§ Do this
The data below should be restated word for word, with every picture omitted.

(Data entries)
======

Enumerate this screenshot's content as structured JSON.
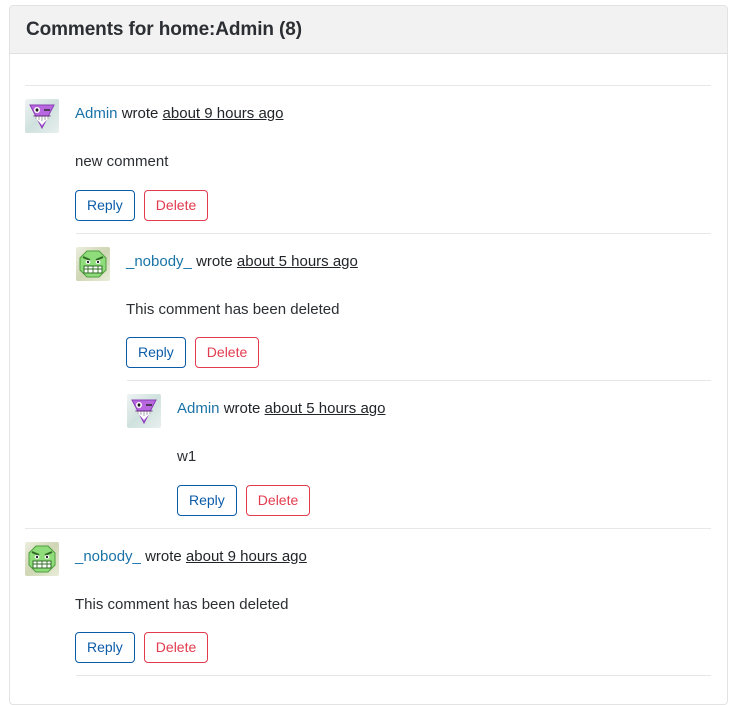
{
  "header": {
    "title": "Comments for home:Admin (8)"
  },
  "buttons": {
    "reply_label": "Reply",
    "delete_label": "Delete"
  },
  "text": {
    "wrote": " wrote "
  },
  "colors": {
    "link": "#1a73a7",
    "reply_border": "#0b5ca8",
    "delete_border": "#e23b4e",
    "header_bg": "#f2f2f2",
    "card_border": "#e3e3e3",
    "separator": "#e7e7e7"
  },
  "comments": [
    {
      "author": "Admin",
      "avatar_icon": "avatar-admin-purple-monster",
      "time": "about 9 hours ago",
      "body": "new comment",
      "replies": [
        {
          "author": "_nobody_",
          "avatar_icon": "avatar-nobody-green-monster",
          "time": "about 5 hours ago",
          "body": "This comment has been deleted",
          "replies": [
            {
              "author": "Admin",
              "avatar_icon": "avatar-admin-purple-monster",
              "time": "about 5 hours ago",
              "body": "w1",
              "replies": []
            }
          ]
        }
      ]
    },
    {
      "author": "_nobody_",
      "avatar_icon": "avatar-nobody-green-monster",
      "time": "about 9 hours ago",
      "body": "This comment has been deleted",
      "replies": [
        {
          "author": "",
          "avatar_icon": "",
          "time": "",
          "body": "",
          "replies": [],
          "cut_off": true
        }
      ]
    }
  ]
}
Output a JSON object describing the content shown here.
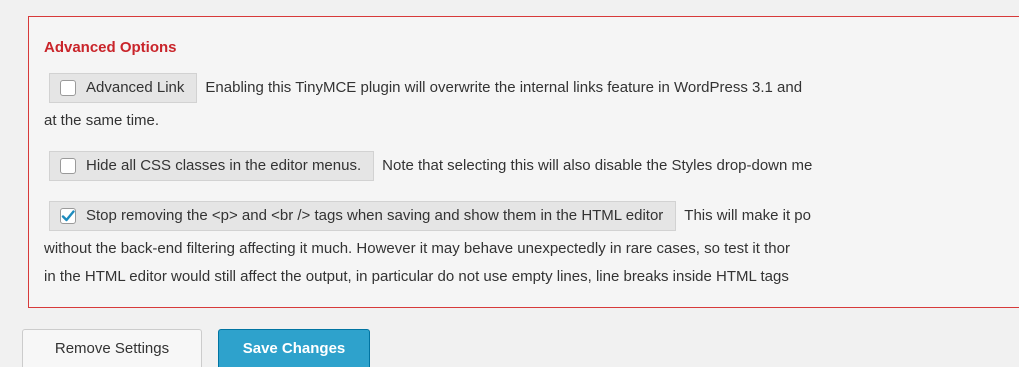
{
  "advanced_options": {
    "title": "Advanced Options",
    "options": [
      {
        "label": "Advanced Link",
        "checked": false,
        "description_lines": [
          "Enabling this TinyMCE plugin will overwrite the internal links feature in WordPress 3.1 and",
          "at the same time."
        ]
      },
      {
        "label": "Hide all CSS classes in the editor menus.",
        "checked": false,
        "description_lines": [
          "Note that selecting this will also disable the Styles drop-down me"
        ]
      },
      {
        "label": "Stop removing the <p> and <br /> tags when saving and show them in the HTML editor",
        "checked": true,
        "description_lines": [
          "This will make it po",
          "without the back-end filtering affecting it much. However it may behave unexpectedly in rare cases, so test it thor",
          "in the HTML editor would still affect the output, in particular do not use empty lines, line breaks inside HTML tags"
        ]
      }
    ]
  },
  "buttons": {
    "remove_label": "Remove Settings",
    "save_label": "Save Changes"
  },
  "colors": {
    "accent_red": "#c9242a",
    "primary_blue": "#2ea2cc"
  }
}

======

§ Exercise result
Enumerate this screenshot's content as structured JSON.
{
  "header": {
    "title": "Comments for home:Admin (8)"
  },
  "buttons": {
    "reply_label": "Reply",
    "delete_label": "Delete"
  },
  "text": {
    "wrote": " wrote "
  },
  "colors": {
    "link": "#1a73a7",
    "reply_border": "#0b5ca8",
    "delete_border": "#e23b4e",
    "header_bg": "#f2f2f2",
    "card_border": "#e3e3e3",
    "separator": "#e7e7e7"
  },
  "comments": [
    {
      "author": "Admin",
      "avatar_icon": "avatar-admin-purple-monster",
      "time": "about 9 hours ago",
      "body": "new comment",
      "replies": [
        {
          "author": "_nobody_",
          "avatar_icon": "avatar-nobody-green-monster",
          "time": "about 5 hours ago",
          "body": "This comment has been deleted",
          "replies": [
            {
              "author": "Admin",
              "avatar_icon": "avatar-admin-purple-monster",
              "time": "about 5 hours ago",
              "body": "w1",
              "replies": []
            }
          ]
        }
      ]
    },
    {
      "author": "_nobody_",
      "avatar_icon": "avatar-nobody-green-monster",
      "time": "about 9 hours ago",
      "body": "This comment has been deleted",
      "replies": [
        {
          "author": "",
          "avatar_icon": "",
          "time": "",
          "body": "",
          "replies": [],
          "cut_off": true
        }
      ]
    }
  ]
}
Output a JSON object describing the content shown here.
{
  "advanced_options": {
    "title": "Advanced Options",
    "options": [
      {
        "label": "Advanced Link",
        "checked": false,
        "description_lines": [
          "Enabling this TinyMCE plugin will overwrite the internal links feature in WordPress 3.1 and",
          "at the same time."
        ]
      },
      {
        "label": "Hide all CSS classes in the editor menus.",
        "checked": false,
        "description_lines": [
          "Note that selecting this will also disable the Styles drop-down me"
        ]
      },
      {
        "label": "Stop removing the <p> and <br /> tags when saving and show them in the HTML editor",
        "checked": true,
        "description_lines": [
          "This will make it po",
          "without the back-end filtering affecting it much. However it may behave unexpectedly in rare cases, so test it thor",
          "in the HTML editor would still affect the output, in particular do not use empty lines, line breaks inside HTML tags"
        ]
      }
    ]
  },
  "buttons": {
    "remove_label": "Remove Settings",
    "save_label": "Save Changes"
  },
  "colors": {
    "accent_red": "#c9242a",
    "primary_blue": "#2ea2cc"
  }
}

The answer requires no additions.